> Task to carry out: Word for word, retype the records below.

(Listed records Opens)

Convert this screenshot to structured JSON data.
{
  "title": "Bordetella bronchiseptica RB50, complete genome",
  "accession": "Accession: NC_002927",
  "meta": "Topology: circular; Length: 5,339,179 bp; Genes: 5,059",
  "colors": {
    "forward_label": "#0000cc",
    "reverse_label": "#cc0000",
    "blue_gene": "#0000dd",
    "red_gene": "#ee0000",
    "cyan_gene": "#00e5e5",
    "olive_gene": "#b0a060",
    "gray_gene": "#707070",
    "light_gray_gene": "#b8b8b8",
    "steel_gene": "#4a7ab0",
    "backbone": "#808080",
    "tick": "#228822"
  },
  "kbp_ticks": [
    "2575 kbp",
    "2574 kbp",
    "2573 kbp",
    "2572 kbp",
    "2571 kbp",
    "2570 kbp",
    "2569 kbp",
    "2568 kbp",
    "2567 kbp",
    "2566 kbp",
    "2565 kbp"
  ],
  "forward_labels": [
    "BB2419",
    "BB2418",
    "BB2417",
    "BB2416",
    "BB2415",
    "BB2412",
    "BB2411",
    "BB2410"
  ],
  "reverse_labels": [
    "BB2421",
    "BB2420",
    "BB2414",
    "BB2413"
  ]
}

(Listed records Closes)

> Result:
Convert this screenshot to structured JSON data.
{
  "title": "Bordetella bronchiseptica RB50, complete genome",
  "accession": "Accession: NC_002927",
  "meta": "Topology: circular; Length: 5,339,179 bp; Genes: 5,059",
  "colors": {
    "forward_label": "#0000cc",
    "reverse_label": "#cc0000",
    "blue_gene": "#0000dd",
    "red_gene": "#ee0000",
    "cyan_gene": "#00e5e5",
    "olive_gene": "#b0a060",
    "gray_gene": "#707070",
    "light_gray_gene": "#b8b8b8",
    "steel_gene": "#4a7ab0",
    "backbone": "#808080",
    "tick": "#228822"
  },
  "kbp_ticks": [
    "2575 kbp",
    "2574 kbp",
    "2573 kbp",
    "2572 kbp",
    "2571 kbp",
    "2570 kbp",
    "2569 kbp",
    "2568 kbp",
    "2567 kbp",
    "2566 kbp",
    "2565 kbp"
  ],
  "forward_labels": [
    "BB2419",
    "BB2418",
    "BB2417",
    "BB2416",
    "BB2415",
    "BB2412",
    "BB2411",
    "BB2410"
  ],
  "reverse_labels": [
    "BB2421",
    "BB2420",
    "BB2414",
    "BB2413"
  ]
}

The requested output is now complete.